__Exercise requirements__
Find out how many lines of the material contain the string "ascolto" and give only that figure.

__Dataset records__

▼

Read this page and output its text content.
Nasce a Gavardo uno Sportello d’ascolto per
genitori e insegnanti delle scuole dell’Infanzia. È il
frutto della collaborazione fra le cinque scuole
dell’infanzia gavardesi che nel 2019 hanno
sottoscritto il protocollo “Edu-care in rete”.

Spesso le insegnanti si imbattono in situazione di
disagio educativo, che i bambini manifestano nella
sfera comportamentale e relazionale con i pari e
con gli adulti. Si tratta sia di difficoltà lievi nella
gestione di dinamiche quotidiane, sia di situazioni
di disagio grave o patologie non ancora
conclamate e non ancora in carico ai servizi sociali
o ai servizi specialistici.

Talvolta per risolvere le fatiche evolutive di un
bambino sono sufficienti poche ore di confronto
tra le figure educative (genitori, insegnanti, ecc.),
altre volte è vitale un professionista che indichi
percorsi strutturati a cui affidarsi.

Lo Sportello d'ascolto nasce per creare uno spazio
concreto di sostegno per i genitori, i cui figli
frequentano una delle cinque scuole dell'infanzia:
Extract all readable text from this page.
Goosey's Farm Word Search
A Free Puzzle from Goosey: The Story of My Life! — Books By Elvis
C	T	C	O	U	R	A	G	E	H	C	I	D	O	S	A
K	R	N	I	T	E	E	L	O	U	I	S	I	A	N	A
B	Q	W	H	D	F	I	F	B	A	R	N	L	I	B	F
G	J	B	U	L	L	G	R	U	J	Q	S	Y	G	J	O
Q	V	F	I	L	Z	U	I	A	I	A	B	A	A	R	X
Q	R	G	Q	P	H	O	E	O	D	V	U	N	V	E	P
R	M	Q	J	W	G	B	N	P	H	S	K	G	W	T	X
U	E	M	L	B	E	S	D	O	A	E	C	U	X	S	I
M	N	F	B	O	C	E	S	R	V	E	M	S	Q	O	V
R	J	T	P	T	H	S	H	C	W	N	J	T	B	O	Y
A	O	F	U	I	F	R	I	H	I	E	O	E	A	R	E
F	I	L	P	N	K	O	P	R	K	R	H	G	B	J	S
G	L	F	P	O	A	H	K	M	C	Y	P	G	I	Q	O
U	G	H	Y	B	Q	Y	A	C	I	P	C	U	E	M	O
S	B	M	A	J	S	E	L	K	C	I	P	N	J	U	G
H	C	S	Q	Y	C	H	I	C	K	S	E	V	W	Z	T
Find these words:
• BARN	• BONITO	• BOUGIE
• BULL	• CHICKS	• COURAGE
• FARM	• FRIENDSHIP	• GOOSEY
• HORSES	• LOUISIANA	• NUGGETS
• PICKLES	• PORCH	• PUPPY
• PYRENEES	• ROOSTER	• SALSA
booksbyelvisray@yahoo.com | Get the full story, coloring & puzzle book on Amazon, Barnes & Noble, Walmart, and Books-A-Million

▲

__Answer to this task__
2